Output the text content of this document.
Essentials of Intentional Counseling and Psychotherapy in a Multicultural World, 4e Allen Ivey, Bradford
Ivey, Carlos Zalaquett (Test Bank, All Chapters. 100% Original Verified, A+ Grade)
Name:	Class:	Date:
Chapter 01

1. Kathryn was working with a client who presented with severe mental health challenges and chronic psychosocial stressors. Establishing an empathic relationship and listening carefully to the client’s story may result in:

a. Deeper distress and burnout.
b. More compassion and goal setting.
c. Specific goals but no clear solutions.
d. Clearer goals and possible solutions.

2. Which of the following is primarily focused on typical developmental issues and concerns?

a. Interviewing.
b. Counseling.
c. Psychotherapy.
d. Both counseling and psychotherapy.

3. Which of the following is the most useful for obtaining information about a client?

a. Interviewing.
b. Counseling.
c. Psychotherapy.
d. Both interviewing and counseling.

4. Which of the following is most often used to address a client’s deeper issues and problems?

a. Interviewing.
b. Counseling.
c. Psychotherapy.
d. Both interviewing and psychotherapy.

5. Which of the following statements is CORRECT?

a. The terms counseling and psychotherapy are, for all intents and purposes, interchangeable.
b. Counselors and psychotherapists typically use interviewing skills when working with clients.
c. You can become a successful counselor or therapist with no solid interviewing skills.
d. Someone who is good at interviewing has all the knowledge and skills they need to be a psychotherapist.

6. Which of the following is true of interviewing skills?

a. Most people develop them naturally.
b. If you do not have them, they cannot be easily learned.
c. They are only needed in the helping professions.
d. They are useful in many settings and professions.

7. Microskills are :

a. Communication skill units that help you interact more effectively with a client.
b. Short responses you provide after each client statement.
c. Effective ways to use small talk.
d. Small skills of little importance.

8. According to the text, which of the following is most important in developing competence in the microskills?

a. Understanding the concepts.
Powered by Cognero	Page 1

----

→ Work to complete: Look through the entries above for the word "Ivey". Copy every line where it shows up.

→ Solution for this task:
Essentials of Intentional Counseling and Psychotherapy in a Multicultural World, 4e Allen Ivey, Bradford
Ivey, Carlos Zalaquett (Test Bank, All Chapters. 100% Original Verified, A+ Grade)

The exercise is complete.